§ **Written exercise**:
Find the line containing "What data was", then print it and each following line through the end of the records, exactly and with nothing added; leave out any pictures.

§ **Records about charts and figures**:

+-------+

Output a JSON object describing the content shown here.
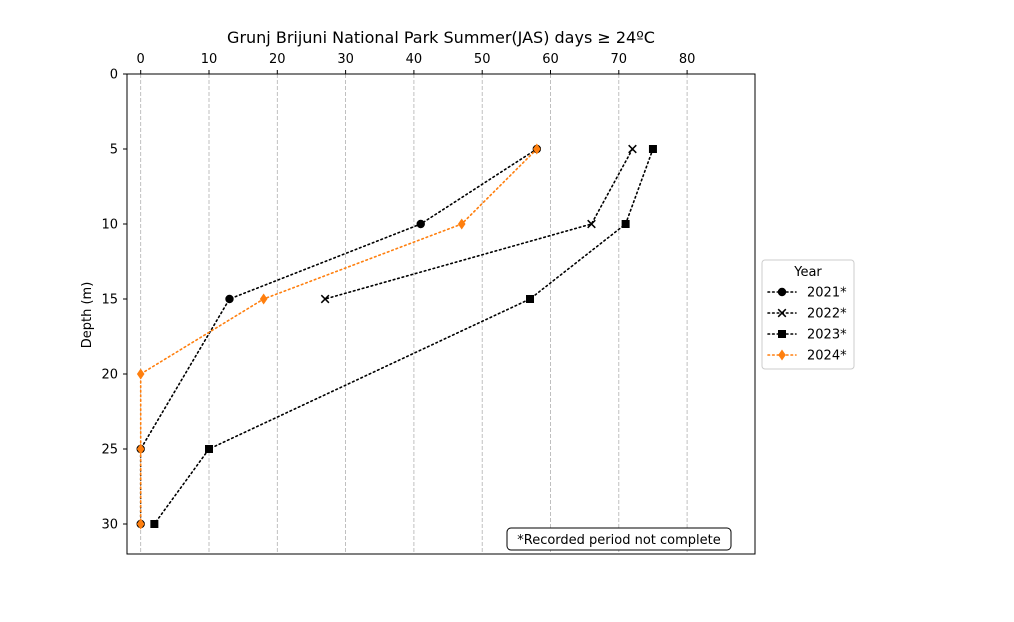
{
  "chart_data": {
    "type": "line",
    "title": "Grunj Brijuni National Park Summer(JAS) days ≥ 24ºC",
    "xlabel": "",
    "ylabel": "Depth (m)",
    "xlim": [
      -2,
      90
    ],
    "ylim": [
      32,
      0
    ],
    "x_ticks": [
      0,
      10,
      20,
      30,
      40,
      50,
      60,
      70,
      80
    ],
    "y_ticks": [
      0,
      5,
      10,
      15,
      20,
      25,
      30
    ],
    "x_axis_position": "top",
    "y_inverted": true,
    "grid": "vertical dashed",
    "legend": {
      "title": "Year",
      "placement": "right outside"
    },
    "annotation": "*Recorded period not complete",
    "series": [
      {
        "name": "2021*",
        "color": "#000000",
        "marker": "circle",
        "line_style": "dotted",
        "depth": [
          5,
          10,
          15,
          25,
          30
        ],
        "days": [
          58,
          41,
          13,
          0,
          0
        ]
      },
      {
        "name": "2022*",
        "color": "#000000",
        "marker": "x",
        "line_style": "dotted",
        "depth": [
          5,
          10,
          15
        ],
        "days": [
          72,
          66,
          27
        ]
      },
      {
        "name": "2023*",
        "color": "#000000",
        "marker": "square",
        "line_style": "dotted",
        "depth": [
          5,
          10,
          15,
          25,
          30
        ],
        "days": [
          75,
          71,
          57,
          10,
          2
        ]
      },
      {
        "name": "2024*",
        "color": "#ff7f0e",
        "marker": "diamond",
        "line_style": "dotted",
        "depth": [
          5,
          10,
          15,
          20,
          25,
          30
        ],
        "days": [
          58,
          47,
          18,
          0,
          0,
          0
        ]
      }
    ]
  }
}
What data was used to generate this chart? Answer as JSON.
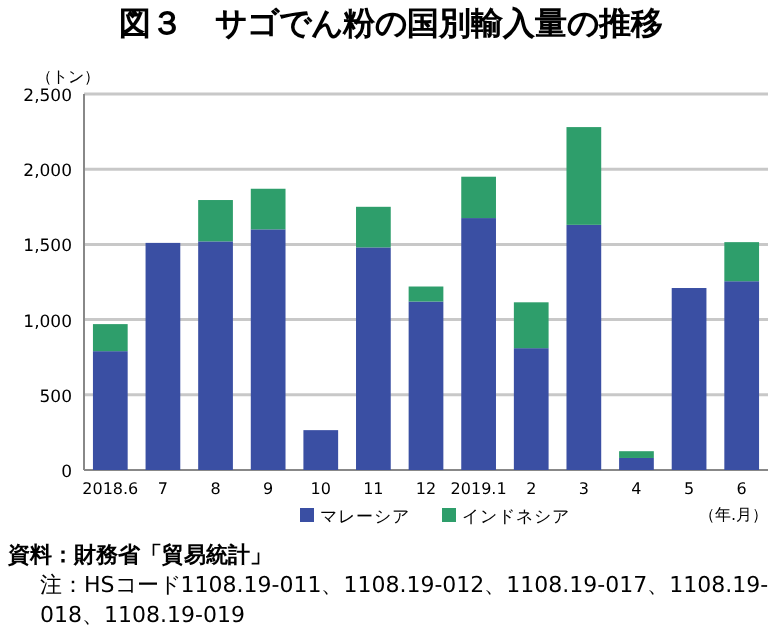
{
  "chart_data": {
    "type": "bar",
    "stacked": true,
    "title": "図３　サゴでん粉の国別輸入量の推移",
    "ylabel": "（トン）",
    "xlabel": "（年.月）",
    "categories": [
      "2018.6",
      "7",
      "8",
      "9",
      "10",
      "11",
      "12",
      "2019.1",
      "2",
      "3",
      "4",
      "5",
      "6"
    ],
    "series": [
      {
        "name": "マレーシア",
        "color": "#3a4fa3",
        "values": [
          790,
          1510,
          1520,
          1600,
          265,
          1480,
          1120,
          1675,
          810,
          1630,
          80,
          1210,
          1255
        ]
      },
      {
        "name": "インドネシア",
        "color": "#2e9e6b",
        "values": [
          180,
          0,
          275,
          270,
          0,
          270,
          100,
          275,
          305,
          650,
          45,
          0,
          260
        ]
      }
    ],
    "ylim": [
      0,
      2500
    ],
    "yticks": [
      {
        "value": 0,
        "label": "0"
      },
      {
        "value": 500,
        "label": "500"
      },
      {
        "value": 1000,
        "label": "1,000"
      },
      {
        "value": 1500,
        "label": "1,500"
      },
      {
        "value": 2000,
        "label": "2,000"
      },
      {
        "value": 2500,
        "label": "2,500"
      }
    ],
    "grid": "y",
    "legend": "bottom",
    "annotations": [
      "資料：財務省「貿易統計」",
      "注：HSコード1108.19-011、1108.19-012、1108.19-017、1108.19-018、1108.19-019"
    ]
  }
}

+-------+

§ **Response**:
What data was used to generate this chart? Answer as JSON.
{
  "chart_data": {
    "type": "bar",
    "stacked": true,
    "title": "図３　サゴでん粉の国別輸入量の推移",
    "ylabel": "（トン）",
    "xlabel": "（年.月）",
    "categories": [
      "2018.6",
      "7",
      "8",
      "9",
      "10",
      "11",
      "12",
      "2019.1",
      "2",
      "3",
      "4",
      "5",
      "6"
    ],
    "series": [
      {
        "name": "マレーシア",
        "color": "#3a4fa3",
        "values": [
          790,
          1510,
          1520,
          1600,
          265,
          1480,
          1120,
          1675,
          810,
          1630,
          80,
          1210,
          1255
        ]
      },
      {
        "name": "インドネシア",
        "color": "#2e9e6b",
        "values": [
          180,
          0,
          275,
          270,
          0,
          270,
          100,
          275,
          305,
          650,
          45,
          0,
          260
        ]
      }
    ],
    "ylim": [
      0,
      2500
    ],
    "yticks": [
      {
        "value": 0,
        "label": "0"
      },
      {
        "value": 500,
        "label": "500"
      },
      {
        "value": 1000,
        "label": "1,000"
      },
      {
        "value": 1500,
        "label": "1,500"
      },
      {
        "value": 2000,
        "label": "2,000"
      },
      {
        "value": 2500,
        "label": "2,500"
      }
    ],
    "grid": "y",
    "legend": "bottom",
    "annotations": [
      "資料：財務省「貿易統計」",
      "注：HSコード1108.19-011、1108.19-012、1108.19-017、1108.19-018、1108.19-019"
    ]
  }
}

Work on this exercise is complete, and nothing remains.